* [TASK INSTRUCTIONS]: Search the records below for the word "Toscana" and show every line where it occurs.

— Start —

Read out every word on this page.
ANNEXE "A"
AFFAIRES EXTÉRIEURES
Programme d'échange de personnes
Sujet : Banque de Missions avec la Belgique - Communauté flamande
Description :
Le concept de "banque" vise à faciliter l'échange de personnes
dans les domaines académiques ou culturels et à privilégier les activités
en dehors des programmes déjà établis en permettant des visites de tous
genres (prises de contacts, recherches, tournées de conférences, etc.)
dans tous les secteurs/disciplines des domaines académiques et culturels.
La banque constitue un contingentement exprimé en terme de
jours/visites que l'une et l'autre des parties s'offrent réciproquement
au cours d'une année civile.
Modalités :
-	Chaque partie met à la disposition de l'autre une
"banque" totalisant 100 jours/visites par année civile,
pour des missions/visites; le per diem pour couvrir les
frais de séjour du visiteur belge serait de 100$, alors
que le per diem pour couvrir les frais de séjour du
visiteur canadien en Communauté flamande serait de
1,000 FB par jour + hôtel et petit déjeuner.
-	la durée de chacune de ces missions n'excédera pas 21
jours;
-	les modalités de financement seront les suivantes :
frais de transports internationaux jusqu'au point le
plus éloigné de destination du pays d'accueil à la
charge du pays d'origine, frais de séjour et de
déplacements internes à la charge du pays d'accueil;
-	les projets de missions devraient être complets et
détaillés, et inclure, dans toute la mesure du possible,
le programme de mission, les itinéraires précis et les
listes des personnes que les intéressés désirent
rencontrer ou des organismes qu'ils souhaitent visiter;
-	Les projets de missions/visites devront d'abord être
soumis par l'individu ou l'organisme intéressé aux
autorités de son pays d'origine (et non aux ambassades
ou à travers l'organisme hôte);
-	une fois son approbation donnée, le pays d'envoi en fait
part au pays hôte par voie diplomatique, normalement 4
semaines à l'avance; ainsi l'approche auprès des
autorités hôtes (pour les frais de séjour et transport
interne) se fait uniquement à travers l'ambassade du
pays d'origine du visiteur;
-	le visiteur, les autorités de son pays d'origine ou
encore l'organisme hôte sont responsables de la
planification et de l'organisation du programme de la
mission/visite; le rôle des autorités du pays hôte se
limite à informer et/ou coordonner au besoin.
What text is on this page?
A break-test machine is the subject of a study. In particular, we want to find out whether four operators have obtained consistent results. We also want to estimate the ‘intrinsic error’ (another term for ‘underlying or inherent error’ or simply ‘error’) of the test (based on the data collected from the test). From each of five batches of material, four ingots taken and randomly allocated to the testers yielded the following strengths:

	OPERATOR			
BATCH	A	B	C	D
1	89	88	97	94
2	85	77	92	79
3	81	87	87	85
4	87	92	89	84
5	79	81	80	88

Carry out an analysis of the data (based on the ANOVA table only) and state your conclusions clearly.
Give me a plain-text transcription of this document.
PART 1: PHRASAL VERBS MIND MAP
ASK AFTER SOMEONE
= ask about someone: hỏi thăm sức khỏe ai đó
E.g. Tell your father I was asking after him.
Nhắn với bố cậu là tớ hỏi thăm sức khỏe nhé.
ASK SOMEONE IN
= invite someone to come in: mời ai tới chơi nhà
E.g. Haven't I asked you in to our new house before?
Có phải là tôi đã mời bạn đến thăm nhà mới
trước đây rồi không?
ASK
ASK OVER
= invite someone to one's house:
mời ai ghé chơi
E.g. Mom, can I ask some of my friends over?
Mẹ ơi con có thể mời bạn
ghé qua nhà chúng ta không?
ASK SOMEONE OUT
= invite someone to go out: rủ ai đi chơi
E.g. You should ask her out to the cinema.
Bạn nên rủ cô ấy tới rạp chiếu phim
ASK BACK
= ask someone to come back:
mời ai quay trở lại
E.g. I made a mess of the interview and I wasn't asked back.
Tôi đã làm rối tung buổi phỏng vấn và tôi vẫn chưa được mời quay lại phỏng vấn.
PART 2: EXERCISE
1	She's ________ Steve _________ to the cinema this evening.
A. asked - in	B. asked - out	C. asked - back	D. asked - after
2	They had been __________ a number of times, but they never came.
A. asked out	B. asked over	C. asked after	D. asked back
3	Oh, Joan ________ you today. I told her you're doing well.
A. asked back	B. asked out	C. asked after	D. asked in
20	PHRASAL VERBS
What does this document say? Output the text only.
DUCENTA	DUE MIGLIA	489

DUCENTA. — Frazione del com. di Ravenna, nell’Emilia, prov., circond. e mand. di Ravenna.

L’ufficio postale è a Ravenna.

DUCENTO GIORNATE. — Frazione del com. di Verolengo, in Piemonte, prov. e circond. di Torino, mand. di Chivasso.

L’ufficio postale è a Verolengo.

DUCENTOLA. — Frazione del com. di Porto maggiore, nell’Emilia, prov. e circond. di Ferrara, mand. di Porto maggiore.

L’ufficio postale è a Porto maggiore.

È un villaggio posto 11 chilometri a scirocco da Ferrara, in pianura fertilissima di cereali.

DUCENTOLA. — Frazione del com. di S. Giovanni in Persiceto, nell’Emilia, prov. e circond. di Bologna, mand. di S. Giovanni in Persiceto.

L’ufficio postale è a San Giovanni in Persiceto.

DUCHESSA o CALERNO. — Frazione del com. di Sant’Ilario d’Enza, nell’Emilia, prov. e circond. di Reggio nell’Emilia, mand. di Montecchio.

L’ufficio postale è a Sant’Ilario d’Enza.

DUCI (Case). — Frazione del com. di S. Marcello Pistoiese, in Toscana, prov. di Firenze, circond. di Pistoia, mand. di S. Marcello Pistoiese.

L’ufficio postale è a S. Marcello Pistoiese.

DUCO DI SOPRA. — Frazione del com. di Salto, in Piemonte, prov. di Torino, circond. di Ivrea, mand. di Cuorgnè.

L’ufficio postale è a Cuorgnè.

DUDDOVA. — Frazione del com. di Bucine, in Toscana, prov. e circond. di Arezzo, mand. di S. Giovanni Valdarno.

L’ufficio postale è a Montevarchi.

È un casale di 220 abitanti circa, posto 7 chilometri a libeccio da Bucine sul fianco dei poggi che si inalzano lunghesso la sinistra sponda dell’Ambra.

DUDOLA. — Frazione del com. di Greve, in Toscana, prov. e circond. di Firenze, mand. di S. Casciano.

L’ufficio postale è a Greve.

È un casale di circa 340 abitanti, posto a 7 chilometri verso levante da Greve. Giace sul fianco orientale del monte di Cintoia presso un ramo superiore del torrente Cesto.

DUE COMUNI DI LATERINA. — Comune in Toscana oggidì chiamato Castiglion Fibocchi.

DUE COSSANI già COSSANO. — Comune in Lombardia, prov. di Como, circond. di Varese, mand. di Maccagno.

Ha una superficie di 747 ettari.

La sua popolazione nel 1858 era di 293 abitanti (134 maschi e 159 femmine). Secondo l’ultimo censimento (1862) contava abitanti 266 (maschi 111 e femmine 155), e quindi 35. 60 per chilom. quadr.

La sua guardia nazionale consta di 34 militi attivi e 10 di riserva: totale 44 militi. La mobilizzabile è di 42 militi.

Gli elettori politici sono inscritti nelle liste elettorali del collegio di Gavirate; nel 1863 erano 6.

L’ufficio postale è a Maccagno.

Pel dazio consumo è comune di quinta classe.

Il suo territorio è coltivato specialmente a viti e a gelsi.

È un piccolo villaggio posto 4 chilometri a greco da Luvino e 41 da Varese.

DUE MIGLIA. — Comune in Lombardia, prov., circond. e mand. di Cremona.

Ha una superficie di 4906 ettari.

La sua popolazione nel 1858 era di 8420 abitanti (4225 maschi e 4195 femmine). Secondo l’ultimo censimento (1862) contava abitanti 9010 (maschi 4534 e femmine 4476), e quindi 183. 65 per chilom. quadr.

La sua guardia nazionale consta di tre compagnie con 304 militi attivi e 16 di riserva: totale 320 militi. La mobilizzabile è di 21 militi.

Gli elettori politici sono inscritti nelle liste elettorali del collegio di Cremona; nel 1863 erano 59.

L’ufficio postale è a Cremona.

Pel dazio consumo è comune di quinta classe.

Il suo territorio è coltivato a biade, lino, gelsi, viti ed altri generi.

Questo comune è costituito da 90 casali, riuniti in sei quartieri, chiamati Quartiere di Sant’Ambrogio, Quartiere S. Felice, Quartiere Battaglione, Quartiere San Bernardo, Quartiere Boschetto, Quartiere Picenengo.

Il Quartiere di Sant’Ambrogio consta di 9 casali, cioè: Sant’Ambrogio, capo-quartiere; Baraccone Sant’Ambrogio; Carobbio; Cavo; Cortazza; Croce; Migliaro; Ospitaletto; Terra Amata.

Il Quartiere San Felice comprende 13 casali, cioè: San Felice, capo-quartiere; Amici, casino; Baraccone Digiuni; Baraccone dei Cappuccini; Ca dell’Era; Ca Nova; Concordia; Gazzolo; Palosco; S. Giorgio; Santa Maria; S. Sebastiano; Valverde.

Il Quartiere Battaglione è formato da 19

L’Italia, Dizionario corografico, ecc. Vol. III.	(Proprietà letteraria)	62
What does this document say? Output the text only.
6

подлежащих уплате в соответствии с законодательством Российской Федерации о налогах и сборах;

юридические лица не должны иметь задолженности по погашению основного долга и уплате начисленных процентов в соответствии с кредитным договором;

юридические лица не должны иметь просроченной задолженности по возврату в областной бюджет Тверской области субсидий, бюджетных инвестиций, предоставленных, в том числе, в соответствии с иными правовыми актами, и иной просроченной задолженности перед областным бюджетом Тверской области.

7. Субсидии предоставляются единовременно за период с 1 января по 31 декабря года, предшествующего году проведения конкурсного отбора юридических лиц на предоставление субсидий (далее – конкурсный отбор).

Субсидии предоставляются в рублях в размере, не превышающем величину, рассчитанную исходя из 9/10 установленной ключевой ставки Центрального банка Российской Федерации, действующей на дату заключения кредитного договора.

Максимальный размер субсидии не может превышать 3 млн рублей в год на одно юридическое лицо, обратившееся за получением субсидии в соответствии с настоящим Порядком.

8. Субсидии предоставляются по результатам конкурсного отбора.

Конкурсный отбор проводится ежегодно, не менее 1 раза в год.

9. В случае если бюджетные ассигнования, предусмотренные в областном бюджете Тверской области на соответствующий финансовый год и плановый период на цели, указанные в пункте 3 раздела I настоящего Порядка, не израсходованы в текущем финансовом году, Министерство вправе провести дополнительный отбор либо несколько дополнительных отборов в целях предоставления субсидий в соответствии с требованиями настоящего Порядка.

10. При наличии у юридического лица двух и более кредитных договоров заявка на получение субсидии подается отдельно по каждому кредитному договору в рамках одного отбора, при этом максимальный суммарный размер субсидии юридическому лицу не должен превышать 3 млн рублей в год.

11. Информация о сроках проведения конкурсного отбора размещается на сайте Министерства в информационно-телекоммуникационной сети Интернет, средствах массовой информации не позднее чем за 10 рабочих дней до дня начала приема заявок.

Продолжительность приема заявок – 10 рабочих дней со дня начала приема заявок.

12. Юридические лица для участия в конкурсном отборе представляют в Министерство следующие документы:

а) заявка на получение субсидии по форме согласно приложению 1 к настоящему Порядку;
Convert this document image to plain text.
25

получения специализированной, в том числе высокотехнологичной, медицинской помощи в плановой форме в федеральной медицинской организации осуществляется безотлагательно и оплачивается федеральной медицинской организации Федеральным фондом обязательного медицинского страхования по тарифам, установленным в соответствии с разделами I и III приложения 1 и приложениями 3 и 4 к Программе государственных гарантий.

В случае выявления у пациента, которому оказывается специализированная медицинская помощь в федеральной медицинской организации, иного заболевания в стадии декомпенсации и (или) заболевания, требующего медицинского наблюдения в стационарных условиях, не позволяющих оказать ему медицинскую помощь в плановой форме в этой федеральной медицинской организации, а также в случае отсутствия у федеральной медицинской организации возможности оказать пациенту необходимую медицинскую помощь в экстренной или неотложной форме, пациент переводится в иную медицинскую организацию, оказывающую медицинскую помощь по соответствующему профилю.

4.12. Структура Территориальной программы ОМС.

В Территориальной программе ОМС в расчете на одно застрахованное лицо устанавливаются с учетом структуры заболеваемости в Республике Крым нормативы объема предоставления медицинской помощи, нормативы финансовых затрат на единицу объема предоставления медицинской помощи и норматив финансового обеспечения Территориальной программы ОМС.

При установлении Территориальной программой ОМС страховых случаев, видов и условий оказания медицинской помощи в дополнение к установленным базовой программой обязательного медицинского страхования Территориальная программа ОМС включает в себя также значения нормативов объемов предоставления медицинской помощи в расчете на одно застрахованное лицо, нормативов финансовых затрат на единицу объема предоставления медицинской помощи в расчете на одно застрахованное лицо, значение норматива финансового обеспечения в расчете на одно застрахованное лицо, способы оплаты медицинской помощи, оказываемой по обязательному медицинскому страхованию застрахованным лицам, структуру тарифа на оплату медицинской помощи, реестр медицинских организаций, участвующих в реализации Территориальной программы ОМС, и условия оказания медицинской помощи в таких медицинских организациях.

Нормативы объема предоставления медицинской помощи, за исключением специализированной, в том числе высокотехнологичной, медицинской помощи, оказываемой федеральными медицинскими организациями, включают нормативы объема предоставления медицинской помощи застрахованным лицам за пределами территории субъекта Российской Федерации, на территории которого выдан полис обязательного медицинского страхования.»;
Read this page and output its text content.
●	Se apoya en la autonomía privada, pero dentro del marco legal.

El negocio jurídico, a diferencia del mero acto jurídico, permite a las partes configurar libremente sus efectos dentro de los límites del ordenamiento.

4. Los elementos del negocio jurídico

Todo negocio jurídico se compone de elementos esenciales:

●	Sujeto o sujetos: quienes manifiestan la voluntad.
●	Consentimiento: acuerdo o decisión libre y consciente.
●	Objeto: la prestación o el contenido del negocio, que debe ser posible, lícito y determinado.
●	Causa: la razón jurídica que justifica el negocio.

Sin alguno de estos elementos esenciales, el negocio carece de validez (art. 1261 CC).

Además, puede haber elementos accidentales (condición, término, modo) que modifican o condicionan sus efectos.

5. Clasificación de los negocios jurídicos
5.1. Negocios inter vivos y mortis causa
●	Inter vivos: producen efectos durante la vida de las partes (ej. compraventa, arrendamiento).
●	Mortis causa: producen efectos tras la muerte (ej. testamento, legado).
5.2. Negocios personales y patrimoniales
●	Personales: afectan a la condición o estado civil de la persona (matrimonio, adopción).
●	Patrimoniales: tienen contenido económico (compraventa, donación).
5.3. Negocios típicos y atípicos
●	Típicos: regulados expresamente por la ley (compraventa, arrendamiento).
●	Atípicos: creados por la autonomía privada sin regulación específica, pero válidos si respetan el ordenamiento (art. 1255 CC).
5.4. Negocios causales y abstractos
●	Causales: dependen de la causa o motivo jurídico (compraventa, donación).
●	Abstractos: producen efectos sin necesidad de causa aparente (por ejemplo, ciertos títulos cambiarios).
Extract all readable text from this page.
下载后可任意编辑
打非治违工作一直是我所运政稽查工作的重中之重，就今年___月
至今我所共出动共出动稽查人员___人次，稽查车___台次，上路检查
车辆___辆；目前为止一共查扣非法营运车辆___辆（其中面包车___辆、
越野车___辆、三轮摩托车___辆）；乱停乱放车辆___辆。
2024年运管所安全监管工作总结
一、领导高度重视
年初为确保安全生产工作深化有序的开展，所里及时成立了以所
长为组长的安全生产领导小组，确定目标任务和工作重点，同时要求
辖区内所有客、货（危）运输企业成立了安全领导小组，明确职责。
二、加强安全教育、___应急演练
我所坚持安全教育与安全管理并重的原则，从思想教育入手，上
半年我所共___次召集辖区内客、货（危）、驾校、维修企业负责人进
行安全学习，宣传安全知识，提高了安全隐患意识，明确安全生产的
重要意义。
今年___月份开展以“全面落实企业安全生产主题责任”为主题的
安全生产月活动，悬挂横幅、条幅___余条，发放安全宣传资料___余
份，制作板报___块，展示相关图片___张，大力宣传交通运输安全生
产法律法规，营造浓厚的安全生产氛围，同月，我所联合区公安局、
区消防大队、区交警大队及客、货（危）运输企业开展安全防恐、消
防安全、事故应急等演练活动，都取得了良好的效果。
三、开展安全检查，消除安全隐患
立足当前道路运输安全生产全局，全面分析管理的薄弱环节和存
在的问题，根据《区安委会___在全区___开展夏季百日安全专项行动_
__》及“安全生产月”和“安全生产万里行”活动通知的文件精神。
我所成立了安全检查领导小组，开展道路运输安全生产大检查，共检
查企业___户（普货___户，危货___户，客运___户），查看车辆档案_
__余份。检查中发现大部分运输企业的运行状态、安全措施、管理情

— End —

* [SOLUTION]:
DUCI (Case). — Frazione del com. di S. Marcello Pistoiese, in Toscana, prov. di Firenze, circond. di Pistoia, mand. di S. Marcello Pistoiese.
DUDDOVA. — Frazione del com. di Bucine, in Toscana, prov. e circond. di Arezzo, mand. di S. Giovanni Valdarno.
DUDOLA. — Frazione del com. di Greve, in Toscana, prov. e circond. di Firenze, mand. di S. Casciano.
DUE COMUNI DI LATERINA. — Comune in Toscana oggidì chiamato Castiglion Fibocchi.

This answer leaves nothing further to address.